→ What is needed
Print the data exactly as it is given, please.

* * * * * * * * *

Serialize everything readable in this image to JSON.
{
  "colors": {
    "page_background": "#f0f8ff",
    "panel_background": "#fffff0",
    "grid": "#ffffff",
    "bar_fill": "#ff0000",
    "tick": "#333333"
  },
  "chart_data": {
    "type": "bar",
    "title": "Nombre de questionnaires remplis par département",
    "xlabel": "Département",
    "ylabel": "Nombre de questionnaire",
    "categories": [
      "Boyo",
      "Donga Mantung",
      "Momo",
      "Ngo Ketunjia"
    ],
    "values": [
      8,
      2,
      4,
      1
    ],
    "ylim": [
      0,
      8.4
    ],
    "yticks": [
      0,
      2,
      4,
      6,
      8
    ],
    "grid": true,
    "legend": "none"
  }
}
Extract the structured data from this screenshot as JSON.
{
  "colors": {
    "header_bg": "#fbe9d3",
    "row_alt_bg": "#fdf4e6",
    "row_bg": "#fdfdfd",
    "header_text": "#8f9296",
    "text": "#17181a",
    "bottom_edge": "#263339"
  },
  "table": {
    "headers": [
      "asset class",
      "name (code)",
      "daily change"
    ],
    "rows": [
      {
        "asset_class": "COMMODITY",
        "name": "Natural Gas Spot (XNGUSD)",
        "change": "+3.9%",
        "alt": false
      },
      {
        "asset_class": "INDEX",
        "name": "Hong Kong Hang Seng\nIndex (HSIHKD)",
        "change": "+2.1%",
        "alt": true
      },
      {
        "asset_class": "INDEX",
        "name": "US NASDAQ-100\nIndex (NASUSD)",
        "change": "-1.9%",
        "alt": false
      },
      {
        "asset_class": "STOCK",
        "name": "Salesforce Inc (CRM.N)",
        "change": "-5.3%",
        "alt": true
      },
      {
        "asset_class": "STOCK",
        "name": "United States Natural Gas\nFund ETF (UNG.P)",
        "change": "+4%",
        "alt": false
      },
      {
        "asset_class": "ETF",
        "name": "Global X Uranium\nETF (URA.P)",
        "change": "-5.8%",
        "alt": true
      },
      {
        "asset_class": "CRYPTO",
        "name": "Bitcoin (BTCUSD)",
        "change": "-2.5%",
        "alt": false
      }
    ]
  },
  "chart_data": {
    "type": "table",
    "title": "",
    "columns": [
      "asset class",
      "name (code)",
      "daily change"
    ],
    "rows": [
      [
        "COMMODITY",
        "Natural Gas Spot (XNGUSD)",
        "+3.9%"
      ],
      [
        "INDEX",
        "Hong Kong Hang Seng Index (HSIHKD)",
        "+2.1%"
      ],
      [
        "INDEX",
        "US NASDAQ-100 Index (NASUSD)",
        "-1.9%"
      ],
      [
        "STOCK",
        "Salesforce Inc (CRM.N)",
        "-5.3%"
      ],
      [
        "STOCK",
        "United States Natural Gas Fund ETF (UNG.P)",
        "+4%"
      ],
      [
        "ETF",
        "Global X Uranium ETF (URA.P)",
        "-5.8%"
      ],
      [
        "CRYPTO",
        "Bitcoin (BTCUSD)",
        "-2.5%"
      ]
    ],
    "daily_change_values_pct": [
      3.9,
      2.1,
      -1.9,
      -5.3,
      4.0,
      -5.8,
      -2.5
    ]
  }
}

* * * * * * * * *

→ Final answer
Serialize everything readable in this image to JSON.
{
  "colors": {
    "page_background": "#f0f8ff",
    "panel_background": "#fffff0",
    "grid": "#ffffff",
    "bar_fill": "#ff0000",
    "tick": "#333333"
  },
  "chart_data": {
    "type": "bar",
    "title": "Nombre de questionnaires remplis par département",
    "xlabel": "Département",
    "ylabel": "Nombre de questionnaire",
    "categories": [
      "Boyo",
      "Donga Mantung",
      "Momo",
      "Ngo Ketunjia"
    ],
    "values": [
      8,
      2,
      4,
      1
    ],
    "ylim": [
      0,
      8.4
    ],
    "yticks": [
      0,
      2,
      4,
      6,
      8
    ],
    "grid": true,
    "legend": "none"
  }
}
Extract the structured data from this screenshot as JSON.
{
  "colors": {
    "header_bg": "#fbe9d3",
    "row_alt_bg": "#fdf4e6",
    "row_bg": "#fdfdfd",
    "header_text": "#8f9296",
    "text": "#17181a",
    "bottom_edge": "#263339"
  },
  "table": {
    "headers": [
      "asset class",
      "name (code)",
      "daily change"
    ],
    "rows": [
      {
        "asset_class": "COMMODITY",
        "name": "Natural Gas Spot (XNGUSD)",
        "change": "+3.9%",
        "alt": false
      },
      {
        "asset_class": "INDEX",
        "name": "Hong Kong Hang Seng\nIndex (HSIHKD)",
        "change": "+2.1%",
        "alt": true
      },
      {
        "asset_class": "INDEX",
        "name": "US NASDAQ-100\nIndex (NASUSD)",
        "change": "-1.9%",
        "alt": false
      },
      {
        "asset_class": "STOCK",
        "name": "Salesforce Inc (CRM.N)",
        "change": "-5.3%",
        "alt": true
      },
      {
        "asset_class": "STOCK",
        "name": "United States Natural Gas\nFund ETF (UNG.P)",
        "change": "+4%",
        "alt": false
      },
      {
        "asset_class": "ETF",
        "name": "Global X Uranium\nETF (URA.P)",
        "change": "-5.8%",
        "alt": true
      },
      {
        "asset_class": "CRYPTO",
        "name": "Bitcoin (BTCUSD)",
        "change": "-2.5%",
        "alt": false
      }
    ]
  },
  "chart_data": {
    "type": "table",
    "title": "",
    "columns": [
      "asset class",
      "name (code)",
      "daily change"
    ],
    "rows": [
      [
        "COMMODITY",
        "Natural Gas Spot (XNGUSD)",
        "+3.9%"
      ],
      [
        "INDEX",
        "Hong Kong Hang Seng Index (HSIHKD)",
        "+2.1%"
      ],
      [
        "INDEX",
        "US NASDAQ-100 Index (NASUSD)",
        "-1.9%"
      ],
      [
        "STOCK",
        "Salesforce Inc (CRM.N)",
        "-5.3%"
      ],
      [
        "STOCK",
        "United States Natural Gas Fund ETF (UNG.P)",
        "+4%"
      ],
      [
        "ETF",
        "Global X Uranium ETF (URA.P)",
        "-5.8%"
      ],
      [
        "CRYPTO",
        "Bitcoin (BTCUSD)",
        "-2.5%"
      ]
    ],
    "daily_change_values_pct": [
      3.9,
      2.1,
      -1.9,
      -5.3,
      4.0,
      -5.8,
      -2.5
    ]
  }
}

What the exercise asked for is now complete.